— start of Working data —
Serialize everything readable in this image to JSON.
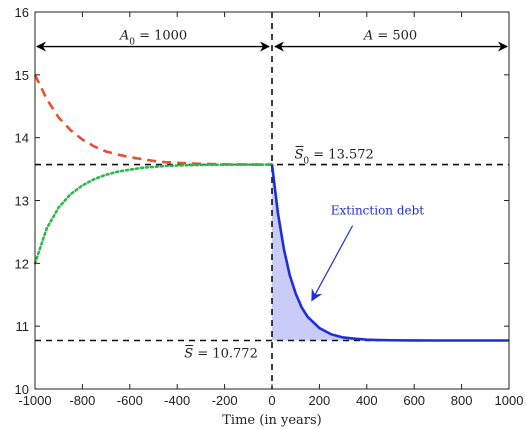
{
  "chart_data": {
    "type": "line",
    "xlabel": "Time (in years)",
    "ylabel": "",
    "xlim": [
      -1000,
      1000
    ],
    "ylim": [
      10,
      16
    ],
    "xticks": [
      -1000,
      -800,
      -600,
      -400,
      -200,
      0,
      200,
      400,
      600,
      800,
      1000
    ],
    "xtick_labels": [
      "-1000",
      "-800",
      "-600",
      "-400",
      "-200",
      "0",
      "200",
      "400",
      "600",
      "800",
      "1000"
    ],
    "yticks": [
      10,
      11,
      12,
      13,
      14,
      15,
      16
    ],
    "ytick_labels": [
      "10",
      "11",
      "12",
      "13",
      "14",
      "15",
      "16"
    ],
    "grid": false,
    "series": [
      {
        "color": "#e8502f",
        "dash": "dashed",
        "x": [
          -1000,
          -950,
          -900,
          -850,
          -800,
          -750,
          -700,
          -650,
          -600,
          -550,
          -500,
          -450,
          -400,
          -350,
          -300,
          -250,
          -200,
          -150,
          -100,
          -50,
          0
        ],
        "y": [
          15.0,
          14.61,
          14.32,
          14.12,
          13.97,
          13.86,
          13.78,
          13.73,
          13.69,
          13.66,
          13.63,
          13.61,
          13.6,
          13.59,
          13.585,
          13.58,
          13.576,
          13.574,
          13.573,
          13.572,
          13.572
        ]
      },
      {
        "color": "#2db84a",
        "dash": "dotted",
        "x": [
          -1000,
          -950,
          -900,
          -850,
          -800,
          -750,
          -700,
          -650,
          -600,
          -550,
          -500,
          -450,
          -400,
          -350,
          -300,
          -250,
          -200,
          -150,
          -100,
          -50,
          0
        ],
        "y": [
          12.0,
          12.56,
          12.89,
          13.1,
          13.24,
          13.34,
          13.41,
          13.46,
          13.49,
          13.52,
          13.535,
          13.55,
          13.557,
          13.562,
          13.566,
          13.568,
          13.57,
          13.571,
          13.571,
          13.572,
          13.572
        ]
      },
      {
        "color": "#1f2fd8",
        "dash": "solid",
        "x": [
          0,
          25,
          50,
          75,
          100,
          125,
          150,
          200,
          250,
          300,
          350,
          400,
          450,
          500,
          600,
          700,
          800,
          900,
          1000
        ],
        "y": [
          13.572,
          12.8,
          12.23,
          11.81,
          11.52,
          11.3,
          11.15,
          10.97,
          10.87,
          10.82,
          10.8,
          10.785,
          10.779,
          10.776,
          10.773,
          10.772,
          10.772,
          10.772,
          10.772
        ]
      }
    ],
    "reference_lines": {
      "upper_y": 13.572,
      "lower_y": 10.772,
      "vertical_x": 0
    },
    "annotations": {
      "left_span": "A_0 = 1000",
      "right_span": "A = 500",
      "upper_label": "S̄_0 = 13.572",
      "lower_label": "S̄ = 10.772",
      "debt_label": "Extinction debt"
    },
    "fill_color": "#c9ccf6",
    "accent_blue": "#1f2fd8"
  }
}
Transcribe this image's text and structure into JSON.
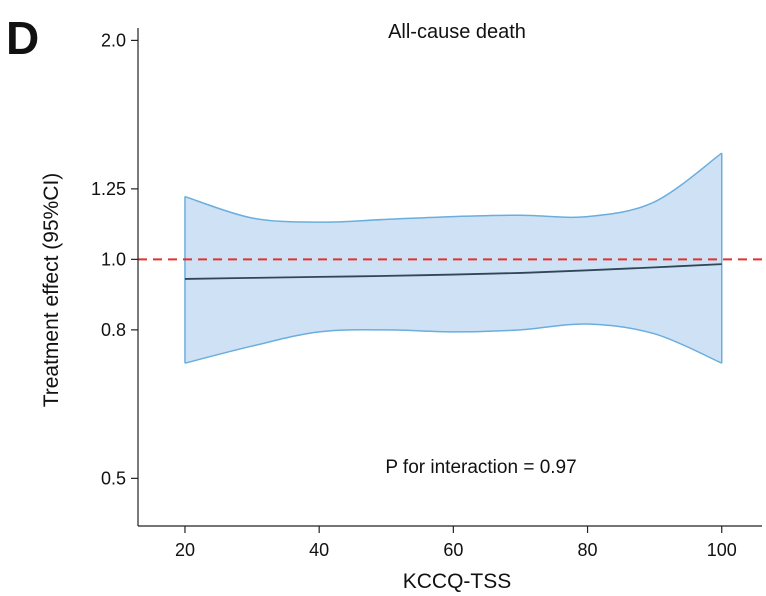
{
  "panel_label": "D",
  "chart_data": {
    "type": "line",
    "title": "All-cause death",
    "xlabel": "KCCQ-TSS",
    "ylabel": "Treatment effect (95%CI)",
    "y_scale": "log",
    "xlim": [
      13,
      106
    ],
    "ylim": [
      0.43,
      2.08
    ],
    "x_ticks": [
      20,
      40,
      60,
      80,
      100
    ],
    "x_tick_labels": [
      "20",
      "40",
      "60",
      "80",
      "100"
    ],
    "y_ticks": [
      0.5,
      0.8,
      1.0,
      1.25,
      2.0
    ],
    "y_tick_labels": [
      "0.5",
      "0.8",
      "1.0",
      "1.25",
      "2.0"
    ],
    "reference_line": {
      "y": 1.0,
      "color": "#e0332f",
      "style": "dashed"
    },
    "series": [
      {
        "x": [
          20,
          30,
          40,
          50,
          60,
          70,
          80,
          90,
          100
        ],
        "estimate": [
          0.94,
          0.943,
          0.946,
          0.949,
          0.953,
          0.958,
          0.966,
          0.975,
          0.985
        ],
        "lower": [
          0.72,
          0.76,
          0.795,
          0.8,
          0.795,
          0.8,
          0.815,
          0.79,
          0.72
        ],
        "upper": [
          1.22,
          1.14,
          1.125,
          1.135,
          1.145,
          1.15,
          1.145,
          1.2,
          1.4
        ]
      }
    ],
    "colors": {
      "band_fill": "#cfe2f5",
      "band_edge": "#6aaedd",
      "line": "#2f4756",
      "axis": "#222222"
    },
    "annotation": "P for interaction = 0.97"
  }
}
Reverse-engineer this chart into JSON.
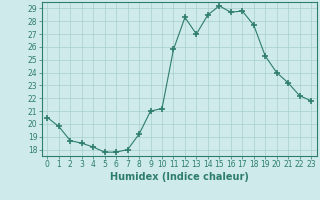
— end of Working data —
*What is needed:* Report only how many lines in the records contain the word "this".

*Response below:* 3